----- EXCERPTED RECORDS -----

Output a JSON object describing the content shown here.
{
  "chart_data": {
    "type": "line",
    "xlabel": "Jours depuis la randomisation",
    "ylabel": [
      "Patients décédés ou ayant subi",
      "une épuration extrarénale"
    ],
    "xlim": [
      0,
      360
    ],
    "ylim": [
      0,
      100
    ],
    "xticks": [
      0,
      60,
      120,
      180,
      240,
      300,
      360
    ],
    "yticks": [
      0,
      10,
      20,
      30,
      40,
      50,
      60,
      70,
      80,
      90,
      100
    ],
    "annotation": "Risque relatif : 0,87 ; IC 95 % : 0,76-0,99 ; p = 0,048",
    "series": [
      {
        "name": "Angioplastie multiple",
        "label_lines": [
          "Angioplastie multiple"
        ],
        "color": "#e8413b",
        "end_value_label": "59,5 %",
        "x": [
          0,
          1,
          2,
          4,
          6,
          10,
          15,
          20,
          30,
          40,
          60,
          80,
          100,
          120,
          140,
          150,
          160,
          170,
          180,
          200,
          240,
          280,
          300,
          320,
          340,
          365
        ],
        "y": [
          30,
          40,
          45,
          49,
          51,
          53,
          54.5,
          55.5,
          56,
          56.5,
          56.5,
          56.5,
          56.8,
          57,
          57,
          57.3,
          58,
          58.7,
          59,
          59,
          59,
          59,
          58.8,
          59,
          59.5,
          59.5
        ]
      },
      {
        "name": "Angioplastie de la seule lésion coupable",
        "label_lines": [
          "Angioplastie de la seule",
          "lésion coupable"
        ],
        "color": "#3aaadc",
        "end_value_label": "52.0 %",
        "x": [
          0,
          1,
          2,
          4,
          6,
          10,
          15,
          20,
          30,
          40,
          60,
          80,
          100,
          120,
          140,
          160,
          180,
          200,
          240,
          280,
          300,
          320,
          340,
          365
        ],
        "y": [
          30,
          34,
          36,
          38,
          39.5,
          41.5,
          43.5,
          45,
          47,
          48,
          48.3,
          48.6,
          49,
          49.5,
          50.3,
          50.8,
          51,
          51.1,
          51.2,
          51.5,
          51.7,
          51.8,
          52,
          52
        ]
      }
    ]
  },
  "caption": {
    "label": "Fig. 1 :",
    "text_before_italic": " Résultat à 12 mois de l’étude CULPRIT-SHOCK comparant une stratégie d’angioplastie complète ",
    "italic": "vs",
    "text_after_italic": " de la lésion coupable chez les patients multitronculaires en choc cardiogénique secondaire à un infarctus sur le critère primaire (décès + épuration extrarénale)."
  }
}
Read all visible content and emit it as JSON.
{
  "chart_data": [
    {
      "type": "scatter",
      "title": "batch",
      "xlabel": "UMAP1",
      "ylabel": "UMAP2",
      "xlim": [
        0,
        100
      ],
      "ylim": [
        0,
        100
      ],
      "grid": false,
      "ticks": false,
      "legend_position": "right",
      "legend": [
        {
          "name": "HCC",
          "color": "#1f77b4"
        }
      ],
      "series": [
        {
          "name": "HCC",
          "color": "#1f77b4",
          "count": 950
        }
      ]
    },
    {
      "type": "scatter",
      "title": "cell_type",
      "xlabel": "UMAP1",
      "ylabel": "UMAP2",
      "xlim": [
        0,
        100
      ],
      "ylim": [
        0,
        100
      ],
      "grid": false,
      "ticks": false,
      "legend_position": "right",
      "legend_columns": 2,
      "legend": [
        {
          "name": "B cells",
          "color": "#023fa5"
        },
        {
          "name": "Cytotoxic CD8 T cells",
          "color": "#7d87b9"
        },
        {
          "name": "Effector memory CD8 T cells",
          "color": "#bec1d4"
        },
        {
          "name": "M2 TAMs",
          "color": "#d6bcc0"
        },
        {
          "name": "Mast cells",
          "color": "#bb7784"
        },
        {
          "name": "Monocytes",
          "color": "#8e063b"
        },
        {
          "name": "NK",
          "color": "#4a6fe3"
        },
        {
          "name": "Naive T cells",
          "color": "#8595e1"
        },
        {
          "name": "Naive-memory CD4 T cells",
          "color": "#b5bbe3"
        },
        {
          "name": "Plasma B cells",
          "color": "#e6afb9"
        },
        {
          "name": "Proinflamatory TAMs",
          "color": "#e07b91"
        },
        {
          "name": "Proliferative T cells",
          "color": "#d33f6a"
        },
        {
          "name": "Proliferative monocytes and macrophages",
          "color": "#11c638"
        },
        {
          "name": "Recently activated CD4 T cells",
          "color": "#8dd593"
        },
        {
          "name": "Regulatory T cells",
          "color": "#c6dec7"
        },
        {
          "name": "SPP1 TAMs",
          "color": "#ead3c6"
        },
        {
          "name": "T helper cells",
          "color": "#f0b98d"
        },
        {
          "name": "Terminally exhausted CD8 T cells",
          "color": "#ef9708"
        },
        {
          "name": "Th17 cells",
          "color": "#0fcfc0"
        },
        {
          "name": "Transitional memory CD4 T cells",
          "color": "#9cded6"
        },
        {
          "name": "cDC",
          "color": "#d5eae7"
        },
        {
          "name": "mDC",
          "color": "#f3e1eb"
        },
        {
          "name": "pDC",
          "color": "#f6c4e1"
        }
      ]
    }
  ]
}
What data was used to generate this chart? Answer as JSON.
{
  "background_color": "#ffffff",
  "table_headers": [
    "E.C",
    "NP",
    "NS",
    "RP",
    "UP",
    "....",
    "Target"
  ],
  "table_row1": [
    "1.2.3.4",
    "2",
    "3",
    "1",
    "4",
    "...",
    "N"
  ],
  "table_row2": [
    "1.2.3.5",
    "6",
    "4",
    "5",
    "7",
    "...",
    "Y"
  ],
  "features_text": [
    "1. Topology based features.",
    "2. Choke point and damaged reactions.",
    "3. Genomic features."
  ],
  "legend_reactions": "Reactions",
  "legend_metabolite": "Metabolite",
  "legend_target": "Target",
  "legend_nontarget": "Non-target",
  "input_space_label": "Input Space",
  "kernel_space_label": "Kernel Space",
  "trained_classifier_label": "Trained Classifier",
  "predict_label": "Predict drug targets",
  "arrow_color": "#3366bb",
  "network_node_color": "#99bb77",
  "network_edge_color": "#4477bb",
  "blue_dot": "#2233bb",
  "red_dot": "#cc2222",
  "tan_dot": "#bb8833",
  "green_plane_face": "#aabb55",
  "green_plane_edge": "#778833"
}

-----

AIM OF THE TASK: Exactly and without omission, set down every entry.

RESPONSE:
Output a JSON object describing the content shown here.
{
  "chart_data": {
    "type": "line",
    "xlabel": "Jours depuis la randomisation",
    "ylabel": [
      "Patients décédés ou ayant subi",
      "une épuration extrarénale"
    ],
    "xlim": [
      0,
      360
    ],
    "ylim": [
      0,
      100
    ],
    "xticks": [
      0,
      60,
      120,
      180,
      240,
      300,
      360
    ],
    "yticks": [
      0,
      10,
      20,
      30,
      40,
      50,
      60,
      70,
      80,
      90,
      100
    ],
    "annotation": "Risque relatif : 0,87 ; IC 95 % : 0,76-0,99 ; p = 0,048",
    "series": [
      {
        "name": "Angioplastie multiple",
        "label_lines": [
          "Angioplastie multiple"
        ],
        "color": "#e8413b",
        "end_value_label": "59,5 %",
        "x": [
          0,
          1,
          2,
          4,
          6,
          10,
          15,
          20,
          30,
          40,
          60,
          80,
          100,
          120,
          140,
          150,
          160,
          170,
          180,
          200,
          240,
          280,
          300,
          320,
          340,
          365
        ],
        "y": [
          30,
          40,
          45,
          49,
          51,
          53,
          54.5,
          55.5,
          56,
          56.5,
          56.5,
          56.5,
          56.8,
          57,
          57,
          57.3,
          58,
          58.7,
          59,
          59,
          59,
          59,
          58.8,
          59,
          59.5,
          59.5
        ]
      },
      {
        "name": "Angioplastie de la seule lésion coupable",
        "label_lines": [
          "Angioplastie de la seule",
          "lésion coupable"
        ],
        "color": "#3aaadc",
        "end_value_label": "52.0 %",
        "x": [
          0,
          1,
          2,
          4,
          6,
          10,
          15,
          20,
          30,
          40,
          60,
          80,
          100,
          120,
          140,
          160,
          180,
          200,
          240,
          280,
          300,
          320,
          340,
          365
        ],
        "y": [
          30,
          34,
          36,
          38,
          39.5,
          41.5,
          43.5,
          45,
          47,
          48,
          48.3,
          48.6,
          49,
          49.5,
          50.3,
          50.8,
          51,
          51.1,
          51.2,
          51.5,
          51.7,
          51.8,
          52,
          52
        ]
      }
    ]
  },
  "caption": {
    "label": "Fig. 1 :",
    "text_before_italic": " Résultat à 12 mois de l’étude CULPRIT-SHOCK comparant une stratégie d’angioplastie complète ",
    "italic": "vs",
    "text_after_italic": " de la lésion coupable chez les patients multitronculaires en choc cardiogénique secondaire à un infarctus sur le critère primaire (décès + épuration extrarénale)."
  }
}
Read all visible content and emit it as JSON.
{
  "chart_data": [
    {
      "type": "scatter",
      "title": "batch",
      "xlabel": "UMAP1",
      "ylabel": "UMAP2",
      "xlim": [
        0,
        100
      ],
      "ylim": [
        0,
        100
      ],
      "grid": false,
      "ticks": false,
      "legend_position": "right",
      "legend": [
        {
          "name": "HCC",
          "color": "#1f77b4"
        }
      ],
      "series": [
        {
          "name": "HCC",
          "color": "#1f77b4",
          "count": 950
        }
      ]
    },
    {
      "type": "scatter",
      "title": "cell_type",
      "xlabel": "UMAP1",
      "ylabel": "UMAP2",
      "xlim": [
        0,
        100
      ],
      "ylim": [
        0,
        100
      ],
      "grid": false,
      "ticks": false,
      "legend_position": "right",
      "legend_columns": 2,
      "legend": [
        {
          "name": "B cells",
          "color": "#023fa5"
        },
        {
          "name": "Cytotoxic CD8 T cells",
          "color": "#7d87b9"
        },
        {
          "name": "Effector memory CD8 T cells",
          "color": "#bec1d4"
        },
        {
          "name": "M2 TAMs",
          "color": "#d6bcc0"
        },
        {
          "name": "Mast cells",
          "color": "#bb7784"
        },
        {
          "name": "Monocytes",
          "color": "#8e063b"
        },
        {
          "name": "NK",
          "color": "#4a6fe3"
        },
        {
          "name": "Naive T cells",
          "color": "#8595e1"
        },
        {
          "name": "Naive-memory CD4 T cells",
          "color": "#b5bbe3"
        },
        {
          "name": "Plasma B cells",
          "color": "#e6afb9"
        },
        {
          "name": "Proinflamatory TAMs",
          "color": "#e07b91"
        },
        {
          "name": "Proliferative T cells",
          "color": "#d33f6a"
        },
        {
          "name": "Proliferative monocytes and macrophages",
          "color": "#11c638"
        },
        {
          "name": "Recently activated CD4 T cells",
          "color": "#8dd593"
        },
        {
          "name": "Regulatory T cells",
          "color": "#c6dec7"
        },
        {
          "name": "SPP1 TAMs",
          "color": "#ead3c6"
        },
        {
          "name": "T helper cells",
          "color": "#f0b98d"
        },
        {
          "name": "Terminally exhausted CD8 T cells",
          "color": "#ef9708"
        },
        {
          "name": "Th17 cells",
          "color": "#0fcfc0"
        },
        {
          "name": "Transitional memory CD4 T cells",
          "color": "#9cded6"
        },
        {
          "name": "cDC",
          "color": "#d5eae7"
        },
        {
          "name": "mDC",
          "color": "#f3e1eb"
        },
        {
          "name": "pDC",
          "color": "#f6c4e1"
        }
      ]
    }
  ]
}
What data was used to generate this chart? Answer as JSON.
{
  "background_color": "#ffffff",
  "table_headers": [
    "E.C",
    "NP",
    "NS",
    "RP",
    "UP",
    "....",
    "Target"
  ],
  "table_row1": [
    "1.2.3.4",
    "2",
    "3",
    "1",
    "4",
    "...",
    "N"
  ],
  "table_row2": [
    "1.2.3.5",
    "6",
    "4",
    "5",
    "7",
    "...",
    "Y"
  ],
  "features_text": [
    "1. Topology based features.",
    "2. Choke point and damaged reactions.",
    "3. Genomic features."
  ],
  "legend_reactions": "Reactions",
  "legend_metabolite": "Metabolite",
  "legend_target": "Target",
  "legend_nontarget": "Non-target",
  "input_space_label": "Input Space",
  "kernel_space_label": "Kernel Space",
  "trained_classifier_label": "Trained Classifier",
  "predict_label": "Predict drug targets",
  "arrow_color": "#3366bb",
  "network_node_color": "#99bb77",
  "network_edge_color": "#4477bb",
  "blue_dot": "#2233bb",
  "red_dot": "#cc2222",
  "tan_dot": "#bb8833",
  "green_plane_face": "#aabb55",
  "green_plane_edge": "#778833"
}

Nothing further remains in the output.